## [REQUIREMENTS]
Provide an exact copy of the data, excluding the images.

## [ITEMS]
=====

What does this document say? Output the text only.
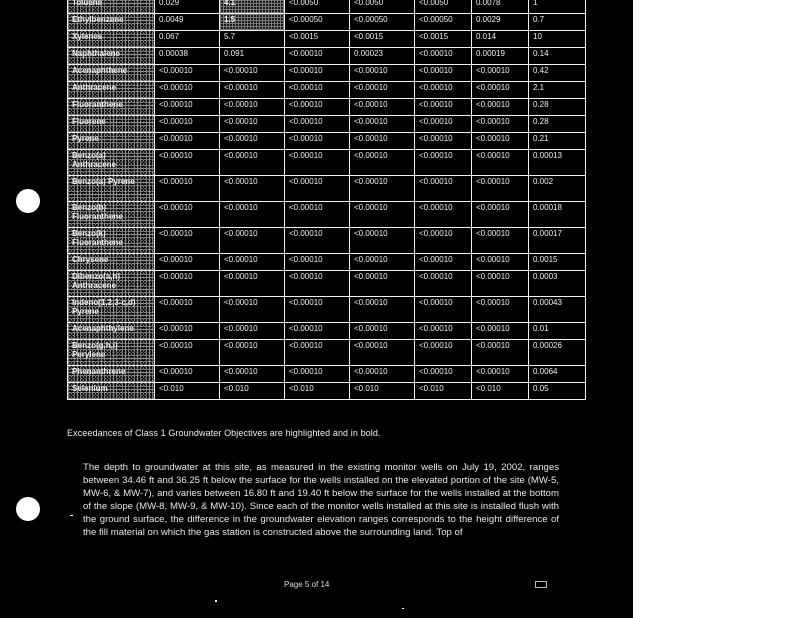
Toluene	0.029	4.1	<0.0050	<0.0050	<0.0050	0.0078	1
Ethylbenzene	0.0049	1.5	<0.00050	<0.00050	<0.00050	0.0029	0.7
Xylenes	0.067	5.7	<0.0015	<0.0015	<0.0015	0.014	10
Naphthalene	0.00038	0.091	<0.00010	0.00023	<0.00010	0.00019	0.14
Acenaphthene	<0.00010	<0.00010	<0.00010	<0.00010	<0.00010	<0.00010	0.42
Anthracene	<0.00010	<0.00010	<0.00010	<0.00010	<0.00010	<0.00010	2.1
Fluoranthene	<0.00010	<0.00010	<0.00010	<0.00010	<0.00010	<0.00010	0.28
Fluorene	<0.00010	<0.00010	<0.00010	<0.00010	<0.00010	<0.00010	0.28
Pyrene	<0.00010	<0.00010	<0.00010	<0.00010	<0.00010	<0.00010	0.21
Benzo(a) Anthracene	<0.00010	<0.00010	<0.00010	<0.00010	<0.00010	<0.00010	0.00013
Benzo(a) Pyrene	<0.00010	<0.00010	<0.00010	<0.00010	<0.00010	<0.00010	0.002
Benzo(b) Fluoranthene	<0.00010	<0.00010	<0.00010	<0.00010	<0.00010	<0.00010	0.00018
Benzo(k) Fluoranthene	<0.00010	<0.00010	<0.00010	<0.00010	<0.00010	<0.00010	0.00017
Chrysene	<0.00010	<0.00010	<0.00010	<0.00010	<0.00010	<0.00010	0.0015
Dibenzo(a,h) Anthracene	<0.00010	<0.00010	<0.00010	<0.00010	<0.00010	<0.00010	0.0003
Indeno(1,2,3-c,d) Pyrene	<0.00010	<0.00010	<0.00010	<0.00010	<0.00010	<0.00010	0.00043
Acenaphthylene	<0.00010	<0.00010	<0.00010	<0.00010	<0.00010	<0.00010	0.01
Benzo(g,h,i) Perylene	<0.00010	<0.00010	<0.00010	<0.00010	<0.00010	<0.00010	0.00026
Phenanthrene	<0.00010	<0.00010	<0.00010	<0.00010	<0.00010	<0.00010	0.0064
Selenium	<0.010	<0.010	<0.010	<0.010	<0.010	<0.010	0.05
Exceedances of Class 1 Groundwater Objectives are highlighted and in bold.
The depth to groundwater at this site, as measured in the existing monitor wells on July 19, 2002, ranges between 34.46 ft and 36.25 ft below the surface for the wells installed on the elevated portion of the site (MW-5, MW-6, & MW-7), and varies between 16.80 ft and 19.40 ft below the surface for the wells installed at the bottom of the slope (MW-8, MW-9, & MW-10). Since each of the monitor wells installed at this site is installed flush with the ground surface, the difference in the groundwater elevation ranges corresponds to the height difference of the fill material on which the gas station is constructed above the surrounding land. Top of
Page 5 of 14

=====

## [THE OUTPUT]
What does this document say? Output the text only.
Toluene	0.029	4.1	<0.0050	<0.0050	<0.0050	0.0078	1
Ethylbenzene	0.0049	1.5	<0.00050	<0.00050	<0.00050	0.0029	0.7
Xylenes	0.067	5.7	<0.0015	<0.0015	<0.0015	0.014	10
Naphthalene	0.00038	0.091	<0.00010	0.00023	<0.00010	0.00019	0.14
Acenaphthene	<0.00010	<0.00010	<0.00010	<0.00010	<0.00010	<0.00010	0.42
Anthracene	<0.00010	<0.00010	<0.00010	<0.00010	<0.00010	<0.00010	2.1
Fluoranthene	<0.00010	<0.00010	<0.00010	<0.00010	<0.00010	<0.00010	0.28
Fluorene	<0.00010	<0.00010	<0.00010	<0.00010	<0.00010	<0.00010	0.28
Pyrene	<0.00010	<0.00010	<0.00010	<0.00010	<0.00010	<0.00010	0.21
Benzo(a) Anthracene	<0.00010	<0.00010	<0.00010	<0.00010	<0.00010	<0.00010	0.00013
Benzo(a) Pyrene	<0.00010	<0.00010	<0.00010	<0.00010	<0.00010	<0.00010	0.002
Benzo(b) Fluoranthene	<0.00010	<0.00010	<0.00010	<0.00010	<0.00010	<0.00010	0.00018
Benzo(k) Fluoranthene	<0.00010	<0.00010	<0.00010	<0.00010	<0.00010	<0.00010	0.00017
Chrysene	<0.00010	<0.00010	<0.00010	<0.00010	<0.00010	<0.00010	0.0015
Dibenzo(a,h) Anthracene	<0.00010	<0.00010	<0.00010	<0.00010	<0.00010	<0.00010	0.0003
Indeno(1,2,3-c,d) Pyrene	<0.00010	<0.00010	<0.00010	<0.00010	<0.00010	<0.00010	0.00043
Acenaphthylene	<0.00010	<0.00010	<0.00010	<0.00010	<0.00010	<0.00010	0.01
Benzo(g,h,i) Perylene	<0.00010	<0.00010	<0.00010	<0.00010	<0.00010	<0.00010	0.00026
Phenanthrene	<0.00010	<0.00010	<0.00010	<0.00010	<0.00010	<0.00010	0.0064
Selenium	<0.010	<0.010	<0.010	<0.010	<0.010	<0.010	0.05
Exceedances of Class 1 Groundwater Objectives are highlighted and in bold.
The depth to groundwater at this site, as measured in the existing monitor wells on July 19, 2002, ranges between 34.46 ft and 36.25 ft below the surface for the wells installed on the elevated portion of the site (MW-5, MW-6, & MW-7), and varies between 16.80 ft and 19.40 ft below the surface for the wells installed at the bottom of the slope (MW-8, MW-9, & MW-10). Since each of the monitor wells installed at this site is installed flush with the ground surface, the difference in the groundwater elevation ranges corresponds to the height difference of the fill material on which the gas station is constructed above the surrounding land. Top of
Page 5 of 14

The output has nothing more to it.